DATA TO PROCESS:

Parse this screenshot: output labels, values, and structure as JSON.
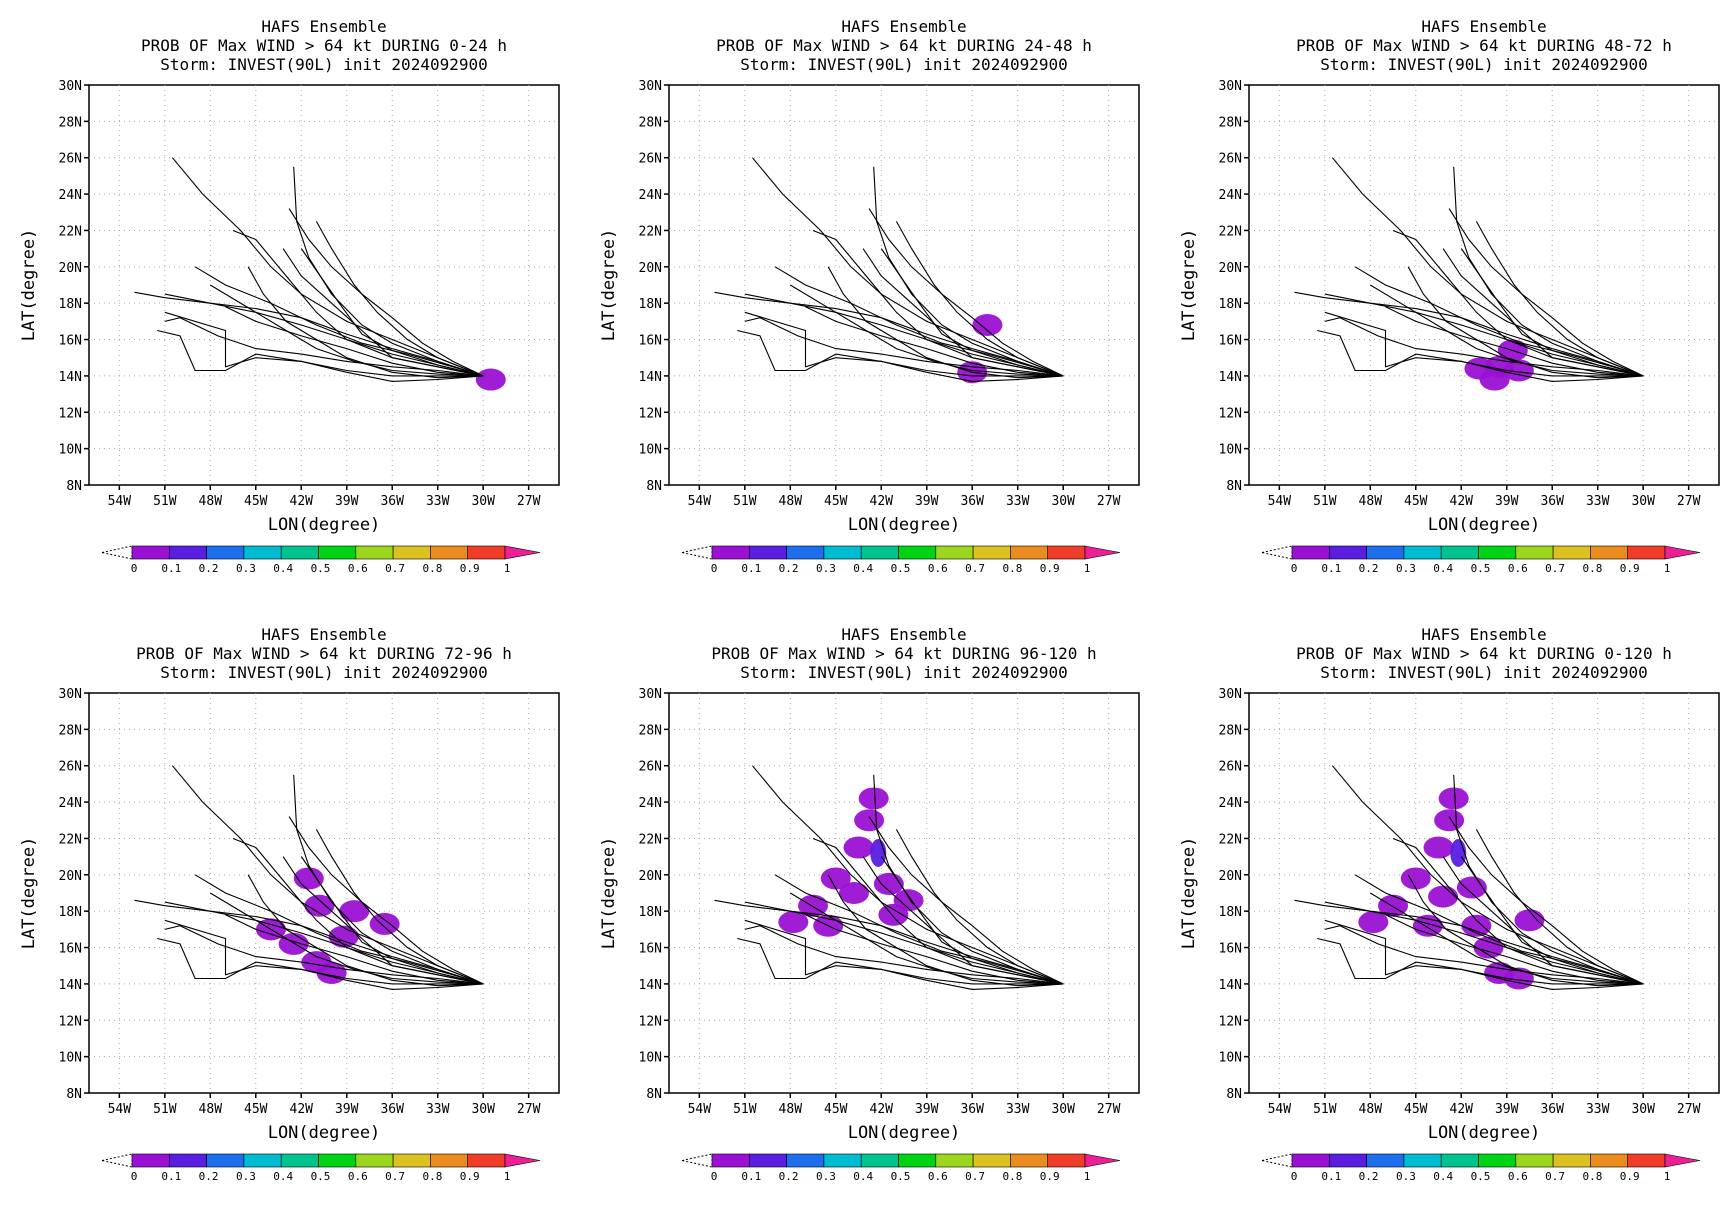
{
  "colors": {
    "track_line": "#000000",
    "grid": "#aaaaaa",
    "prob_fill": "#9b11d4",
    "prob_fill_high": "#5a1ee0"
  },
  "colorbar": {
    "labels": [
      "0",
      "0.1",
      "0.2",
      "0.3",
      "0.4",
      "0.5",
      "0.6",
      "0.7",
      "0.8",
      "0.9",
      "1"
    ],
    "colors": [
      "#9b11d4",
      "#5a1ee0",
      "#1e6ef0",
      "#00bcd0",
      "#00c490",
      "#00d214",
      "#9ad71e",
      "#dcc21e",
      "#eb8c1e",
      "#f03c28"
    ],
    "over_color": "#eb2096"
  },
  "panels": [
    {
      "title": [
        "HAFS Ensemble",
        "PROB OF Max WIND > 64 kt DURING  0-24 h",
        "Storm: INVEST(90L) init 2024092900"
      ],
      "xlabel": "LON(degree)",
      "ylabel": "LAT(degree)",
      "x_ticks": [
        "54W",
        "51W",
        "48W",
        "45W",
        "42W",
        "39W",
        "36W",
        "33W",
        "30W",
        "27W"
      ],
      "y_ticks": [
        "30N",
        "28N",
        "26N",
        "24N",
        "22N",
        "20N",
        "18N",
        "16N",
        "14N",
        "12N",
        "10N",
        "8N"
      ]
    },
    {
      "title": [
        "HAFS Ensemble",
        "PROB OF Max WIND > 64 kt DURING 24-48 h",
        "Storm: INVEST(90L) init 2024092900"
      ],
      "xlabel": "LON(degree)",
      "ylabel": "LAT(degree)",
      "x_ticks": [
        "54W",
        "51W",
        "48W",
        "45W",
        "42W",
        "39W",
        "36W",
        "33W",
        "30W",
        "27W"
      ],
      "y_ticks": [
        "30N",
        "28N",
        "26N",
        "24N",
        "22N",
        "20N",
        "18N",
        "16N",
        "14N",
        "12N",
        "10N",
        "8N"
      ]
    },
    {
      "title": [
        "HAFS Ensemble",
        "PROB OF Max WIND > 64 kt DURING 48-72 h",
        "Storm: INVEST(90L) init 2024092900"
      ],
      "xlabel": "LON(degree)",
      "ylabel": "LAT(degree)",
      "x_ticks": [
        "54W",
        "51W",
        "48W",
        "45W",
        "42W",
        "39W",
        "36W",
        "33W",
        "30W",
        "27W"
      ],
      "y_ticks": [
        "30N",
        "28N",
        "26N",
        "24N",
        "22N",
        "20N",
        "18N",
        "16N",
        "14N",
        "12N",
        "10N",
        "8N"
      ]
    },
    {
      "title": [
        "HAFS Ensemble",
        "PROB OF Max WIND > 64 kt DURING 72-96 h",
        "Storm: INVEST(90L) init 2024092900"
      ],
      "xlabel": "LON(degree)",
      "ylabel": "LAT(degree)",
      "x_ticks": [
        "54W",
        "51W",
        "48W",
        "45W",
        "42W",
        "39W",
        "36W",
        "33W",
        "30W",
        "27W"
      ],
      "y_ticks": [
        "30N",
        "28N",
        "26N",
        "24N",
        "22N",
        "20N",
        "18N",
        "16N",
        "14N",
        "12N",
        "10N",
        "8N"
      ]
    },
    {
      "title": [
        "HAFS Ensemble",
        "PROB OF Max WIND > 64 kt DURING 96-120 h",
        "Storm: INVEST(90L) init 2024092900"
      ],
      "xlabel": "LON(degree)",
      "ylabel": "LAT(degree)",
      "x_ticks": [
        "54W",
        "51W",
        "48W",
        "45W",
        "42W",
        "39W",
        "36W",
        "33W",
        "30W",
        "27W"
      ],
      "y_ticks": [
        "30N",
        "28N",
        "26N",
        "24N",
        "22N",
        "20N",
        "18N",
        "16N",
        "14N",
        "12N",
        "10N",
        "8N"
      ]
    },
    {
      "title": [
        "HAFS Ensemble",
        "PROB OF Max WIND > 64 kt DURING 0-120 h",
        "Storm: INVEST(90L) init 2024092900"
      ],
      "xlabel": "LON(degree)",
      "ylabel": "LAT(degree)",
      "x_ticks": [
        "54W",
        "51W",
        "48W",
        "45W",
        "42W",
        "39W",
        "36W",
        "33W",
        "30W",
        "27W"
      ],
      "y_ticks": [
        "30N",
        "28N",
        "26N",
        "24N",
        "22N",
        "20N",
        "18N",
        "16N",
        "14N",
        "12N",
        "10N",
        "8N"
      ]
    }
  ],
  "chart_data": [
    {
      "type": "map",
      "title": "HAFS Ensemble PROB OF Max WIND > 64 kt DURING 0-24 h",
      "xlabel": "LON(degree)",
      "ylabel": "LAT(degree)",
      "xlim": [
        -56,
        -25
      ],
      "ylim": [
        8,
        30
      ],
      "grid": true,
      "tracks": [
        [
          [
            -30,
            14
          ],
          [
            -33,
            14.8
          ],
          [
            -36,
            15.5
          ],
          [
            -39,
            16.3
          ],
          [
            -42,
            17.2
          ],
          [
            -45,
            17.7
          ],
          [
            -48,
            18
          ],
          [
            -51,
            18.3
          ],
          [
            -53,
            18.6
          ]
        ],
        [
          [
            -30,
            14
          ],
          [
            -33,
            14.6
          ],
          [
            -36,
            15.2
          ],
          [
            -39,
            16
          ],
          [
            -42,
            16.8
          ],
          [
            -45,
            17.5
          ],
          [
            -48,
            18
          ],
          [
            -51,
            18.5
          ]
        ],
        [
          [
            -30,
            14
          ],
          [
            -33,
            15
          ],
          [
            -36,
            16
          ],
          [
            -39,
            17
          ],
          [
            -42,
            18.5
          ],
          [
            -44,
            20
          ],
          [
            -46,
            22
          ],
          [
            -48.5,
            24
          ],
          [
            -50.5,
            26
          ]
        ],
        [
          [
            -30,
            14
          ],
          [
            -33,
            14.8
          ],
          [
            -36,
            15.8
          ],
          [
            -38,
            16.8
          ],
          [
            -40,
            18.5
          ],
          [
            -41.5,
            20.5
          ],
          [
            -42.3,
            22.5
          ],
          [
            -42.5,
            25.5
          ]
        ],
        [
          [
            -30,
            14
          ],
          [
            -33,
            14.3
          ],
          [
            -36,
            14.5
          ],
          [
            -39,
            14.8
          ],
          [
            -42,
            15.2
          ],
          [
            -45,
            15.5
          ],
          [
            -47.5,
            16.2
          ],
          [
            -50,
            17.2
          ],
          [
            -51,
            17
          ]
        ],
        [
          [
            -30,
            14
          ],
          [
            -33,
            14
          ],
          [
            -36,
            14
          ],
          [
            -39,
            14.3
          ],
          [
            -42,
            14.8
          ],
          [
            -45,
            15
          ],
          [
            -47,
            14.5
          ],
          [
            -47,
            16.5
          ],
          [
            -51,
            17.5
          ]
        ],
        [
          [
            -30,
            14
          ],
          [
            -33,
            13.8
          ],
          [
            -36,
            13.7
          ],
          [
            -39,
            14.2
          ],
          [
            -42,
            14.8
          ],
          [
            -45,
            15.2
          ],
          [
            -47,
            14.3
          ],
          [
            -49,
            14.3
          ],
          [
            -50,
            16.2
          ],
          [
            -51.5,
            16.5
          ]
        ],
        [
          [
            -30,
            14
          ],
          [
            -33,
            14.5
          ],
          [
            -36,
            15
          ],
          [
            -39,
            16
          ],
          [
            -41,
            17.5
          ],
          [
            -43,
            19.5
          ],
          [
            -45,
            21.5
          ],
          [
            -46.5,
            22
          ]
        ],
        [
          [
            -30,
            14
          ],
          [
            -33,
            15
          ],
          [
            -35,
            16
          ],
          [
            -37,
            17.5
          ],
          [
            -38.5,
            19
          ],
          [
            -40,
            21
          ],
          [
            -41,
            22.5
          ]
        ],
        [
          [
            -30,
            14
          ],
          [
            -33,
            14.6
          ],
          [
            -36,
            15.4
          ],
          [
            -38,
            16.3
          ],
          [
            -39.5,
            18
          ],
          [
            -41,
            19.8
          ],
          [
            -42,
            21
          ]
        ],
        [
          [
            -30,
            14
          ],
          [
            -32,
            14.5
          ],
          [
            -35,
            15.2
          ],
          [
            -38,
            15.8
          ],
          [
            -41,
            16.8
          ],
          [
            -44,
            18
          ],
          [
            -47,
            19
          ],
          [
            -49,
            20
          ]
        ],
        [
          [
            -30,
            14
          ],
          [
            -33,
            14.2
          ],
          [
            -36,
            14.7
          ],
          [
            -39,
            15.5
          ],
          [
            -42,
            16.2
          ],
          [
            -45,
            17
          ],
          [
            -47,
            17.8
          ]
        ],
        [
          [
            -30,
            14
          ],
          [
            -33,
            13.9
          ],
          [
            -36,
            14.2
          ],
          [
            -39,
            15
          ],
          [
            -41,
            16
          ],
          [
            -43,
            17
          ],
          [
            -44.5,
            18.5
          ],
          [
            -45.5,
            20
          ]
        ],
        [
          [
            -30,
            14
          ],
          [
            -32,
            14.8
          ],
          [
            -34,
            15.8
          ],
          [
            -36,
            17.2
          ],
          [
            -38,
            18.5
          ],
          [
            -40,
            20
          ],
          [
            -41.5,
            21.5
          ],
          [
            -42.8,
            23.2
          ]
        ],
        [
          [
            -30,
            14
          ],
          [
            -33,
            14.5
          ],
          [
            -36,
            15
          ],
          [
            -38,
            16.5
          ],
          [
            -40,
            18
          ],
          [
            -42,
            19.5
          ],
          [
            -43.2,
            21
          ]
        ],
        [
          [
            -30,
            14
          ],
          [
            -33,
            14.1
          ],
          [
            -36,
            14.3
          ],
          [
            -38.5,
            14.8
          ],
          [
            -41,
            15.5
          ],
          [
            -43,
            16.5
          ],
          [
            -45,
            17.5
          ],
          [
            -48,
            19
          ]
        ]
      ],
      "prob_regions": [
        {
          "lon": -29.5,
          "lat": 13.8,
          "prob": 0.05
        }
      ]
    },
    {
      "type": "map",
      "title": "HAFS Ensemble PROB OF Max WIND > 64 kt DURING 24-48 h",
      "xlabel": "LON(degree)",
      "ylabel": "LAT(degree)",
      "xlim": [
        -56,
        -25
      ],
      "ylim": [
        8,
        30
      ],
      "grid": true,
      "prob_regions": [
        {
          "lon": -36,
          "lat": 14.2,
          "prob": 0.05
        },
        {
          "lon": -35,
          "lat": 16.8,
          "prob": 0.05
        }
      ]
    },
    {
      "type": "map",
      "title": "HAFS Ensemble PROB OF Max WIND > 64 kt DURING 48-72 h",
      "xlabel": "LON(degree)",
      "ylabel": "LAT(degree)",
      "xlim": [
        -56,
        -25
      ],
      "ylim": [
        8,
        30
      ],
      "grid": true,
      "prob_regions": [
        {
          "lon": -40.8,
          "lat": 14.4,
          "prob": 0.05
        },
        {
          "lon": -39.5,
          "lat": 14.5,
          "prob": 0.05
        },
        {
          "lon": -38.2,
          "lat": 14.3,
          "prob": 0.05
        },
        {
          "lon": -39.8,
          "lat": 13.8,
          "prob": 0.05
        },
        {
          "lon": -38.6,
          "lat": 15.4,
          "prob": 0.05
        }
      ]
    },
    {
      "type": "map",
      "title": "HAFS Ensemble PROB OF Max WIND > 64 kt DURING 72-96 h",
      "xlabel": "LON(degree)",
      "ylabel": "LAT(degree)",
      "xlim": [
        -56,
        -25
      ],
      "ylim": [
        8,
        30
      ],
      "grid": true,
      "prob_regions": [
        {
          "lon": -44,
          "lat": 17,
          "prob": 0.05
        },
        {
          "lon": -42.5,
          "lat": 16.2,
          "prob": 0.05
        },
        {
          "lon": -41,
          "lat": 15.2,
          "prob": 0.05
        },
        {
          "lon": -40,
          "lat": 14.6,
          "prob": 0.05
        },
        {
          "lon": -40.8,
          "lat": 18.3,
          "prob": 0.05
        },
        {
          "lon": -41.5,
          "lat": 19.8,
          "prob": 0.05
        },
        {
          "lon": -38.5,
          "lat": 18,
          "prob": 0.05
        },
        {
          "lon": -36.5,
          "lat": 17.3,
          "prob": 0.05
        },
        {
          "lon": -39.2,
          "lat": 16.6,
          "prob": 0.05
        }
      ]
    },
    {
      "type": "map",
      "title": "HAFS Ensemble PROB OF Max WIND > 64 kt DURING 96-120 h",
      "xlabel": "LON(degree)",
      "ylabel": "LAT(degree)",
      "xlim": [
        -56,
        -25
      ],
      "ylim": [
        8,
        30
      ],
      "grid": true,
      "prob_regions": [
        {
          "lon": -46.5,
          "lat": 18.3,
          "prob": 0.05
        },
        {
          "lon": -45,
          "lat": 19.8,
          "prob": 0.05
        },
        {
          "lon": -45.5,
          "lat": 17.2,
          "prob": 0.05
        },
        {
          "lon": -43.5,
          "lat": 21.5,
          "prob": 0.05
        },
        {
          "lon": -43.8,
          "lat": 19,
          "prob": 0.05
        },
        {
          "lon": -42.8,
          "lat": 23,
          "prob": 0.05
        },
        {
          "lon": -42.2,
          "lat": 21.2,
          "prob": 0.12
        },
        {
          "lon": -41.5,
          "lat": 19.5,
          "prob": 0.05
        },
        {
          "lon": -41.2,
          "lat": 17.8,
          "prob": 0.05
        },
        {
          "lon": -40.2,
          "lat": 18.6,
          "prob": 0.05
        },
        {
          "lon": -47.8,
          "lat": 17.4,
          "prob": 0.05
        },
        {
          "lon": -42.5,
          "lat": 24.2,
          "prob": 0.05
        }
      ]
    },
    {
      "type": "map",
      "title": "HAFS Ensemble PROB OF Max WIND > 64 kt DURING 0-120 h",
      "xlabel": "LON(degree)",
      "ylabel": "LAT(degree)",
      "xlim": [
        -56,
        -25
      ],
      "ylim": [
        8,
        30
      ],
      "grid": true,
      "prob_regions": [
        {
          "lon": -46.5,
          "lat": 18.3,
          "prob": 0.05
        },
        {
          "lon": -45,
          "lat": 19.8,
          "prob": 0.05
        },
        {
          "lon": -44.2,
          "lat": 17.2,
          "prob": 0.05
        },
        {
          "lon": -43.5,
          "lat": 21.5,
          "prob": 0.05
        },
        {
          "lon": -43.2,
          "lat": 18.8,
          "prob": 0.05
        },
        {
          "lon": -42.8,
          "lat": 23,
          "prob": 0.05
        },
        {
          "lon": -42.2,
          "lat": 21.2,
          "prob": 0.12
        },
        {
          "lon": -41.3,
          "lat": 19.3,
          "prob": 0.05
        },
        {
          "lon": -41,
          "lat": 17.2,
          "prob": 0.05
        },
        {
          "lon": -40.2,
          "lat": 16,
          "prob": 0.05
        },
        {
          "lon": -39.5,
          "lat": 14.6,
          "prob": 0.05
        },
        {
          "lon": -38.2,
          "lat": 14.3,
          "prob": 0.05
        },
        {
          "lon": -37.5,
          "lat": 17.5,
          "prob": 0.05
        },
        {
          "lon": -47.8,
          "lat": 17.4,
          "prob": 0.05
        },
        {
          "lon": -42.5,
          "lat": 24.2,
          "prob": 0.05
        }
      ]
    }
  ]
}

INSTRUCTIONS TO FOLLOW: Point out every line holding the string "labels" and copy it.

FULL OUTPUT:
Parse this screenshot: output labels, values, and structure as JSON.
    "labels": [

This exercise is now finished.